*Records provided*.
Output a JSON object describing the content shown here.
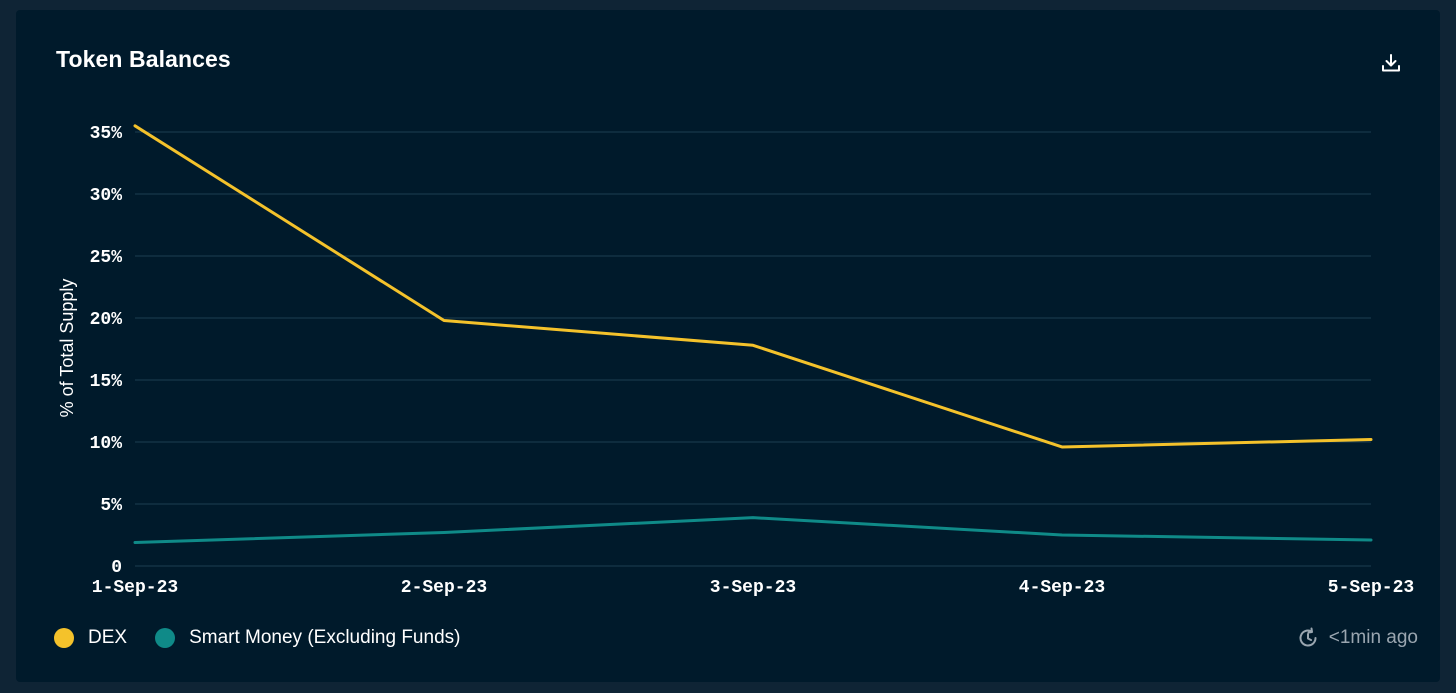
{
  "card": {
    "title": "Token Balances",
    "download_icon": "download-icon",
    "updated_icon": "refresh-clock-icon",
    "updated_text": "<1min ago"
  },
  "colors": {
    "background": "#001a2b",
    "grid": "#1d3d52",
    "dex": "#f4c22b",
    "smart_money": "#0f8a88",
    "text": "#ffffff",
    "muted": "#9aa6b0"
  },
  "chart_data": {
    "type": "line",
    "title": "Token Balances",
    "xlabel": "",
    "ylabel": "% of Total Supply",
    "x": [
      "1-Sep-23",
      "2-Sep-23",
      "3-Sep-23",
      "4-Sep-23",
      "5-Sep-23"
    ],
    "ylim": [
      0,
      35
    ],
    "yticks": [
      "0",
      "5%",
      "10%",
      "15%",
      "20%",
      "25%",
      "30%",
      "35%"
    ],
    "ytick_values": [
      0,
      5,
      10,
      15,
      20,
      25,
      30,
      35
    ],
    "grid": true,
    "legend_position": "bottom-left",
    "series": [
      {
        "name": "DEX",
        "color": "#f4c22b",
        "values": [
          35.5,
          19.8,
          17.8,
          9.6,
          10.2
        ]
      },
      {
        "name": "Smart Money (Excluding Funds)",
        "color": "#0f8a88",
        "values": [
          1.9,
          2.7,
          3.9,
          2.5,
          2.1
        ]
      }
    ]
  }
}
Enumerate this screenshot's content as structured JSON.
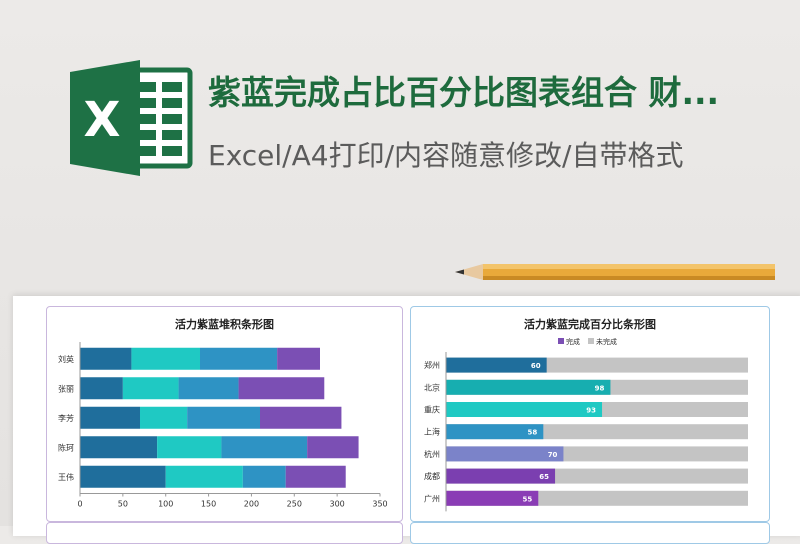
{
  "header": {
    "title": "紫蓝完成占比百分比图表组合 财...",
    "subtitle": "Excel/A4打印/内容随意修改/自带格式",
    "logo_letter": "X"
  },
  "colors": {
    "excel_green": "#1e7145",
    "title_green": "#1e6b3d",
    "seg1": "#1f6e9c",
    "seg2": "#1fc9c3",
    "seg3": "#2e93c4",
    "seg4": "#7b4fb4",
    "remaining": "#c4c4c4"
  },
  "chart_data": [
    {
      "type": "bar",
      "orientation": "horizontal",
      "stacked": true,
      "title": "活力紫蓝堆积条形图",
      "categories": [
        "刘英",
        "张丽",
        "李芳",
        "陈珂",
        "王伟"
      ],
      "series": [
        {
          "values": [
            60,
            50,
            70,
            90,
            100
          ]
        },
        {
          "values": [
            80,
            65,
            55,
            75,
            90
          ]
        },
        {
          "values": [
            90,
            70,
            85,
            100,
            50
          ]
        },
        {
          "values": [
            50,
            100,
            95,
            60,
            70
          ]
        }
      ],
      "x_ticks": [
        0,
        50,
        100,
        150,
        200,
        250,
        300,
        350
      ],
      "xlim": [
        0,
        350
      ]
    },
    {
      "type": "bar",
      "orientation": "horizontal",
      "stacked": true,
      "title": "活力紫蓝完成百分比条形图",
      "legend": [
        "完成",
        "未完成"
      ],
      "legend_position": "top",
      "categories": [
        "郑州",
        "北京",
        "重庆",
        "上海",
        "杭州",
        "成都",
        "广州"
      ],
      "values": [
        60,
        98,
        93,
        58,
        70,
        65,
        55
      ],
      "bar_colors": [
        "#1f6e9c",
        "#17aeb0",
        "#1fc9c3",
        "#2e93c4",
        "#7b83c9",
        "#7b3fb0",
        "#8a3cb5"
      ],
      "xlim": [
        0,
        180
      ]
    }
  ]
}
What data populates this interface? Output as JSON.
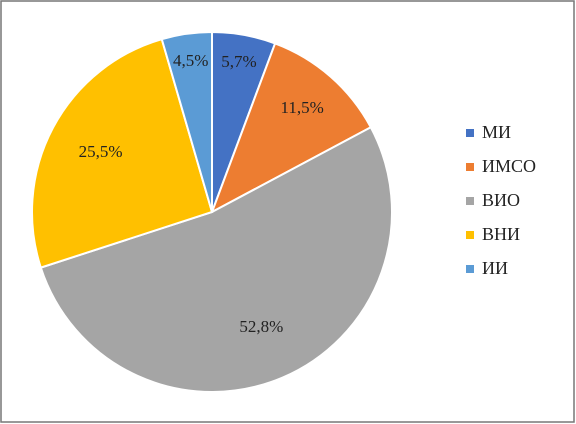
{
  "chart_data": {
    "type": "pie",
    "categories": [
      "МИ",
      "ИМСО",
      "ВИО",
      "ВНИ",
      "ИИ"
    ],
    "values": [
      5.7,
      11.5,
      52.8,
      25.5,
      4.5
    ],
    "value_labels": [
      "5,7%",
      "11,5%",
      "52,8%",
      "25,5%",
      "4,5%"
    ],
    "colors": [
      "#4472c4",
      "#ed7d31",
      "#a5a5a5",
      "#ffc000",
      "#5b9bd5"
    ],
    "legend": "right"
  }
}
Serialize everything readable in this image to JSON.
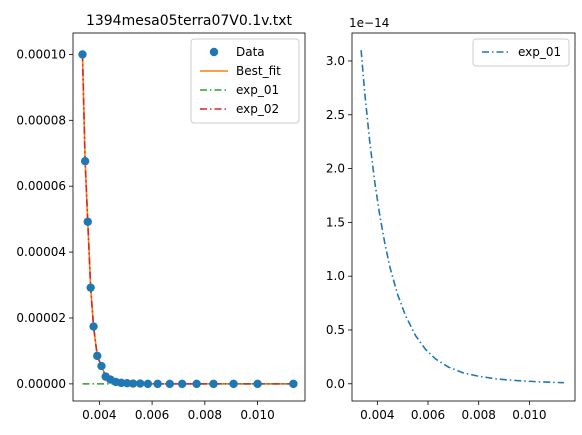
{
  "chart_data": [
    {
      "type": "line",
      "title": "1394mesa05terra07V0.1v.txt",
      "xlabel": "",
      "ylabel": "",
      "xlim": [
        0.003,
        0.0118
      ],
      "ylim": [
        -5.2e-06,
        0.0001065
      ],
      "xticks": [
        0.004,
        0.006,
        0.008,
        0.01
      ],
      "xtick_labels": [
        "0.004",
        "0.006",
        "0.008",
        "0.010"
      ],
      "yticks": [
        0.0,
        2e-05,
        4e-05,
        6e-05,
        8e-05,
        0.0001
      ],
      "ytick_labels": [
        "0.00000",
        "0.00002",
        "0.00004",
        "0.00006",
        "0.00008",
        "0.00010"
      ],
      "legend": {
        "position": "top-right",
        "entries": [
          "Data",
          "Best_fit",
          "exp_01",
          "exp_02"
        ]
      },
      "grid": false,
      "series": [
        {
          "name": "Data",
          "style": "scatter",
          "color": "#1f77b4",
          "x": [
            0.00336,
            0.00346,
            0.00356,
            0.00367,
            0.00378,
            0.00392,
            0.00408,
            0.00424,
            0.00442,
            0.00462,
            0.00483,
            0.00505,
            0.00528,
            0.00555,
            0.00584,
            0.00621,
            0.00667,
            0.00714,
            0.00769,
            0.00833,
            0.00909,
            0.01,
            0.01136
          ],
          "y": [
            0.0001,
            6.76e-05,
            4.92e-05,
            2.92e-05,
            1.74e-05,
            8.5e-06,
            5.4e-06,
            2.2e-06,
            1.3e-06,
            6e-07,
            3e-07,
            2e-07,
            1e-07,
            1e-07,
            0.0,
            0.0,
            0.0,
            0.0,
            0.0,
            0.0,
            0.0,
            0.0,
            0.0
          ]
        },
        {
          "name": "Best_fit",
          "style": "line",
          "color": "#ff7f0e",
          "x": [
            0.00336,
            0.00346,
            0.00356,
            0.00367,
            0.00378,
            0.00392,
            0.00408,
            0.00424,
            0.00442,
            0.00462,
            0.00483,
            0.00505,
            0.00528,
            0.00555,
            0.00584,
            0.00621,
            0.00667,
            0.00714,
            0.00769,
            0.00833,
            0.00909,
            0.01,
            0.01136
          ],
          "y": [
            0.0001,
            6.76e-05,
            4.92e-05,
            2.92e-05,
            1.74e-05,
            8.5e-06,
            5.4e-06,
            2.2e-06,
            1.3e-06,
            6e-07,
            3e-07,
            2e-07,
            1e-07,
            1e-07,
            0.0,
            0.0,
            0.0,
            0.0,
            0.0,
            0.0,
            0.0,
            0.0,
            0.0
          ]
        },
        {
          "name": "exp_01",
          "style": "dashdot",
          "color": "#2ca02c",
          "x": [
            0.00336,
            0.00408,
            0.00505,
            0.00621,
            0.00769,
            0.01,
            0.01136
          ],
          "y": [
            0.0,
            0.0,
            0.0,
            0.0,
            0.0,
            0.0,
            0.0
          ]
        },
        {
          "name": "exp_02",
          "style": "dashdot",
          "color": "#d62728",
          "x": [
            0.00336,
            0.00346,
            0.00356,
            0.00367,
            0.00378,
            0.00392,
            0.00408,
            0.00424,
            0.00442,
            0.00462,
            0.00483,
            0.00505,
            0.00528,
            0.00555,
            0.00584,
            0.00621,
            0.00667,
            0.00714,
            0.00769,
            0.00833,
            0.00909,
            0.01,
            0.01136
          ],
          "y": [
            0.0001,
            6.76e-05,
            4.92e-05,
            2.92e-05,
            1.74e-05,
            8.5e-06,
            5.4e-06,
            2.2e-06,
            1.3e-06,
            6e-07,
            3e-07,
            2e-07,
            1e-07,
            1e-07,
            0.0,
            0.0,
            0.0,
            0.0,
            0.0,
            0.0,
            0.0,
            0.0,
            0.0
          ]
        }
      ]
    },
    {
      "type": "line",
      "title": "",
      "xlabel": "",
      "ylabel": "",
      "xlim": [
        0.003,
        0.0118
      ],
      "ylim": [
        -0.16,
        3.26
      ],
      "y_offset_label": "1e−14",
      "xticks": [
        0.004,
        0.006,
        0.008,
        0.01
      ],
      "xtick_labels": [
        "0.004",
        "0.006",
        "0.008",
        "0.010"
      ],
      "yticks": [
        0.0,
        0.5,
        1.0,
        1.5,
        2.0,
        2.5,
        3.0
      ],
      "ytick_labels": [
        "0.0",
        "0.5",
        "1.0",
        "1.5",
        "2.0",
        "2.5",
        "3.0"
      ],
      "legend": {
        "position": "top-right",
        "entries": [
          "exp_01"
        ]
      },
      "grid": false,
      "series": [
        {
          "name": "exp_01",
          "style": "dashdot",
          "color": "#1f77b4",
          "x": [
            0.00336,
            0.0035,
            0.0037,
            0.0039,
            0.0041,
            0.0043,
            0.0045,
            0.0048,
            0.0051,
            0.0055,
            0.0059,
            0.0063,
            0.0068,
            0.0074,
            0.008,
            0.0087,
            0.0095,
            0.0104,
            0.01136
          ],
          "y": [
            3.1,
            2.71,
            2.25,
            1.87,
            1.56,
            1.3,
            1.08,
            0.83,
            0.64,
            0.45,
            0.32,
            0.23,
            0.156,
            0.1,
            0.07,
            0.045,
            0.03,
            0.018,
            0.01
          ]
        }
      ]
    }
  ]
}
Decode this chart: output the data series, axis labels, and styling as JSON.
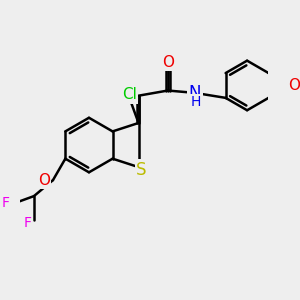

*Task prompt*. Within the data above, pick out all lines holding the word "icon".

*Exercise response*.
    "download_icon": "download-icon",
    "updated_icon": "refresh-clock-icon",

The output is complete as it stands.